→ STATED PROBLEM: All records below must be retyped exactly.

:: DATA EXCERPTS ::

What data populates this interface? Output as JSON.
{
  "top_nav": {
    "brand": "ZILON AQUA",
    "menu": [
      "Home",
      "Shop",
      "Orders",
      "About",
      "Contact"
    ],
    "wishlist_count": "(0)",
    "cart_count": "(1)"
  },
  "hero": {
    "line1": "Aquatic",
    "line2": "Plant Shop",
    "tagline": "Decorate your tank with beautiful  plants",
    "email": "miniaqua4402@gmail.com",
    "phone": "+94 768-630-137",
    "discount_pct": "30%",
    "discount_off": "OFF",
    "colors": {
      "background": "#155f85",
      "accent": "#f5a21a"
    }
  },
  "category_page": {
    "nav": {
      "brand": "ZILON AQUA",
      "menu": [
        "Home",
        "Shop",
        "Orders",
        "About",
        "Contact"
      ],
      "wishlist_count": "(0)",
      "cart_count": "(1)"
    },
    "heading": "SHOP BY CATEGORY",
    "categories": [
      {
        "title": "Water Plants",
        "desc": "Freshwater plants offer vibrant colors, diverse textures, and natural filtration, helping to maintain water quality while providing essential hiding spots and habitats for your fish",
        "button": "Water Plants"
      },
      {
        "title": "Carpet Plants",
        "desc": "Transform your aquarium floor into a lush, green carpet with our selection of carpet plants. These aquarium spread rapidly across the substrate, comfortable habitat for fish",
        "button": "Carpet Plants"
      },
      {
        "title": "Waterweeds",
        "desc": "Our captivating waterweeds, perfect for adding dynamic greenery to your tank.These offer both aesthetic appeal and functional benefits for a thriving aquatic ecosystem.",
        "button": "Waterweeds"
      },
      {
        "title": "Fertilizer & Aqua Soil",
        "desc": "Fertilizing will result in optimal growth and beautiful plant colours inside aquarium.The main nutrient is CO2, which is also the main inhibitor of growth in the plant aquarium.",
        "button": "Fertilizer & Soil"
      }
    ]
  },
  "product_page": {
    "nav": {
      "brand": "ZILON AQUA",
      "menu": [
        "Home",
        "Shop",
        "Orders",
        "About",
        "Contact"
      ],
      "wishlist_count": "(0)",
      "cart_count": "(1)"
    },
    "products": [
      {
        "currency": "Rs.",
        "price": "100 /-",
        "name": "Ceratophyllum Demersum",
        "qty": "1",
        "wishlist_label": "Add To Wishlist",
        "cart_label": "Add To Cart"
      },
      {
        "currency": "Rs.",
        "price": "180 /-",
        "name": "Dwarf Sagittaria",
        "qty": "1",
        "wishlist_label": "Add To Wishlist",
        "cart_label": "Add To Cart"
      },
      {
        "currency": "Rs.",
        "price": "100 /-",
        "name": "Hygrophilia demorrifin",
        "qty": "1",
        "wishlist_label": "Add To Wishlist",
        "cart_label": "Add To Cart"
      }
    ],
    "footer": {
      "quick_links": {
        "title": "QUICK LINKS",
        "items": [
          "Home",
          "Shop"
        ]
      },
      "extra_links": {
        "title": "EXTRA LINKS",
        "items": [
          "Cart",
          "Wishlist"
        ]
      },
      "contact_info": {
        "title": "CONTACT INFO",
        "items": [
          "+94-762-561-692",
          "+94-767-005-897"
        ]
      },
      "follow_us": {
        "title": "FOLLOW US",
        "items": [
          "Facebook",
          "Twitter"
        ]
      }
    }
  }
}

:::

→ RESULT OF THE EXERCISE:
What data populates this interface? Output as JSON.
{
  "top_nav": {
    "brand": "ZILON AQUA",
    "menu": [
      "Home",
      "Shop",
      "Orders",
      "About",
      "Contact"
    ],
    "wishlist_count": "(0)",
    "cart_count": "(1)"
  },
  "hero": {
    "line1": "Aquatic",
    "line2": "Plant Shop",
    "tagline": "Decorate your tank with beautiful  plants",
    "email": "miniaqua4402@gmail.com",
    "phone": "+94 768-630-137",
    "discount_pct": "30%",
    "discount_off": "OFF",
    "colors": {
      "background": "#155f85",
      "accent": "#f5a21a"
    }
  },
  "category_page": {
    "nav": {
      "brand": "ZILON AQUA",
      "menu": [
        "Home",
        "Shop",
        "Orders",
        "About",
        "Contact"
      ],
      "wishlist_count": "(0)",
      "cart_count": "(1)"
    },
    "heading": "SHOP BY CATEGORY",
    "categories": [
      {
        "title": "Water Plants",
        "desc": "Freshwater plants offer vibrant colors, diverse textures, and natural filtration, helping to maintain water quality while providing essential hiding spots and habitats for your fish",
        "button": "Water Plants"
      },
      {
        "title": "Carpet Plants",
        "desc": "Transform your aquarium floor into a lush, green carpet with our selection of carpet plants. These aquarium spread rapidly across the substrate, comfortable habitat for fish",
        "button": "Carpet Plants"
      },
      {
        "title": "Waterweeds",
        "desc": "Our captivating waterweeds, perfect for adding dynamic greenery to your tank.These offer both aesthetic appeal and functional benefits for a thriving aquatic ecosystem.",
        "button": "Waterweeds"
      },
      {
        "title": "Fertilizer & Aqua Soil",
        "desc": "Fertilizing will result in optimal growth and beautiful plant colours inside aquarium.The main nutrient is CO2, which is also the main inhibitor of growth in the plant aquarium.",
        "button": "Fertilizer & Soil"
      }
    ]
  },
  "product_page": {
    "nav": {
      "brand": "ZILON AQUA",
      "menu": [
        "Home",
        "Shop",
        "Orders",
        "About",
        "Contact"
      ],
      "wishlist_count": "(0)",
      "cart_count": "(1)"
    },
    "products": [
      {
        "currency": "Rs.",
        "price": "100 /-",
        "name": "Ceratophyllum Demersum",
        "qty": "1",
        "wishlist_label": "Add To Wishlist",
        "cart_label": "Add To Cart"
      },
      {
        "currency": "Rs.",
        "price": "180 /-",
        "name": "Dwarf Sagittaria",
        "qty": "1",
        "wishlist_label": "Add To Wishlist",
        "cart_label": "Add To Cart"
      },
      {
        "currency": "Rs.",
        "price": "100 /-",
        "name": "Hygrophilia demorrifin",
        "qty": "1",
        "wishlist_label": "Add To Wishlist",
        "cart_label": "Add To Cart"
      }
    ],
    "footer": {
      "quick_links": {
        "title": "QUICK LINKS",
        "items": [
          "Home",
          "Shop"
        ]
      },
      "extra_links": {
        "title": "EXTRA LINKS",
        "items": [
          "Cart",
          "Wishlist"
        ]
      },
      "contact_info": {
        "title": "CONTACT INFO",
        "items": [
          "+94-762-561-692",
          "+94-767-005-897"
        ]
      },
      "follow_us": {
        "title": "FOLLOW US",
        "items": [
          "Facebook",
          "Twitter"
        ]
      }
    }
  }
}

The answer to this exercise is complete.